# [Task to complete]
Every entry must be given again exactly.
Start
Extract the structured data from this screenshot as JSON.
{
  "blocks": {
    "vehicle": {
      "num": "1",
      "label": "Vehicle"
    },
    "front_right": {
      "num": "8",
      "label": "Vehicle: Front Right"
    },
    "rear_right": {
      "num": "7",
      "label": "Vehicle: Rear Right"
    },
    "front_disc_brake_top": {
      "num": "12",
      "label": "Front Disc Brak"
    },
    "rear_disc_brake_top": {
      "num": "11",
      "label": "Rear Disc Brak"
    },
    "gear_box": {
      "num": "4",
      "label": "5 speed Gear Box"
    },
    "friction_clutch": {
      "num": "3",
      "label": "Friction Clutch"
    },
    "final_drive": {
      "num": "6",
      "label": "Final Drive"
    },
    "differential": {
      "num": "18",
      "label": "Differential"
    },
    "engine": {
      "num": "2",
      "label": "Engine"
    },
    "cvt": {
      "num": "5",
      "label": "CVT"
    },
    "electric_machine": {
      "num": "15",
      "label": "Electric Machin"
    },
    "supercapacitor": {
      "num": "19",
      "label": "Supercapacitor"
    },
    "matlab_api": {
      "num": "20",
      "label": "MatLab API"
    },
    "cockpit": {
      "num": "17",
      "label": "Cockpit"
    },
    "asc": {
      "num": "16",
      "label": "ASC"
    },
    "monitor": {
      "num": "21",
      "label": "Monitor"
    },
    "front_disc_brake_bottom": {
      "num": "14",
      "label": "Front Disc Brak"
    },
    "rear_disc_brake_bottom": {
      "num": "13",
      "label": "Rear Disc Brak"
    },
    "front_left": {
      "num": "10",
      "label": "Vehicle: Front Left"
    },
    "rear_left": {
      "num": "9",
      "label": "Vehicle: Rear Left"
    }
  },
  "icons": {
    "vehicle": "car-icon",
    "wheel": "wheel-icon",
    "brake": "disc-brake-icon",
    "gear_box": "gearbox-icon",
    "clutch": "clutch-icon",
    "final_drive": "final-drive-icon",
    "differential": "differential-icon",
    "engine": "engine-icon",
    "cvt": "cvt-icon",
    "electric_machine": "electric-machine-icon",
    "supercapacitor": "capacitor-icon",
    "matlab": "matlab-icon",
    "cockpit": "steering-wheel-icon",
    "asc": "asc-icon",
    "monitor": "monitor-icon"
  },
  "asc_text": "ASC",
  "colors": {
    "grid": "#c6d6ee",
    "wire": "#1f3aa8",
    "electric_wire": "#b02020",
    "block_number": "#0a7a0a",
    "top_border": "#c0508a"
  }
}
End
# [Reply to the exercise]
Extract the structured data from this screenshot as JSON.
{
  "blocks": {
    "vehicle": {
      "num": "1",
      "label": "Vehicle"
    },
    "front_right": {
      "num": "8",
      "label": "Vehicle: Front Right"
    },
    "rear_right": {
      "num": "7",
      "label": "Vehicle: Rear Right"
    },
    "front_disc_brake_top": {
      "num": "12",
      "label": "Front Disc Brak"
    },
    "rear_disc_brake_top": {
      "num": "11",
      "label": "Rear Disc Brak"
    },
    "gear_box": {
      "num": "4",
      "label": "5 speed Gear Box"
    },
    "friction_clutch": {
      "num": "3",
      "label": "Friction Clutch"
    },
    "final_drive": {
      "num": "6",
      "label": "Final Drive"
    },
    "differential": {
      "num": "18",
      "label": "Differential"
    },
    "engine": {
      "num": "2",
      "label": "Engine"
    },
    "cvt": {
      "num": "5",
      "label": "CVT"
    },
    "electric_machine": {
      "num": "15",
      "label": "Electric Machin"
    },
    "supercapacitor": {
      "num": "19",
      "label": "Supercapacitor"
    },
    "matlab_api": {
      "num": "20",
      "label": "MatLab API"
    },
    "cockpit": {
      "num": "17",
      "label": "Cockpit"
    },
    "asc": {
      "num": "16",
      "label": "ASC"
    },
    "monitor": {
      "num": "21",
      "label": "Monitor"
    },
    "front_disc_brake_bottom": {
      "num": "14",
      "label": "Front Disc Brak"
    },
    "rear_disc_brake_bottom": {
      "num": "13",
      "label": "Rear Disc Brak"
    },
    "front_left": {
      "num": "10",
      "label": "Vehicle: Front Left"
    },
    "rear_left": {
      "num": "9",
      "label": "Vehicle: Rear Left"
    }
  },
  "icons": {
    "vehicle": "car-icon",
    "wheel": "wheel-icon",
    "brake": "disc-brake-icon",
    "gear_box": "gearbox-icon",
    "clutch": "clutch-icon",
    "final_drive": "final-drive-icon",
    "differential": "differential-icon",
    "engine": "engine-icon",
    "cvt": "cvt-icon",
    "electric_machine": "electric-machine-icon",
    "supercapacitor": "capacitor-icon",
    "matlab": "matlab-icon",
    "cockpit": "steering-wheel-icon",
    "asc": "asc-icon",
    "monitor": "monitor-icon"
  },
  "asc_text": "ASC",
  "colors": {
    "grid": "#c6d6ee",
    "wire": "#1f3aa8",
    "electric_wire": "#b02020",
    "block_number": "#0a7a0a",
    "top_border": "#c0508a"
  }
}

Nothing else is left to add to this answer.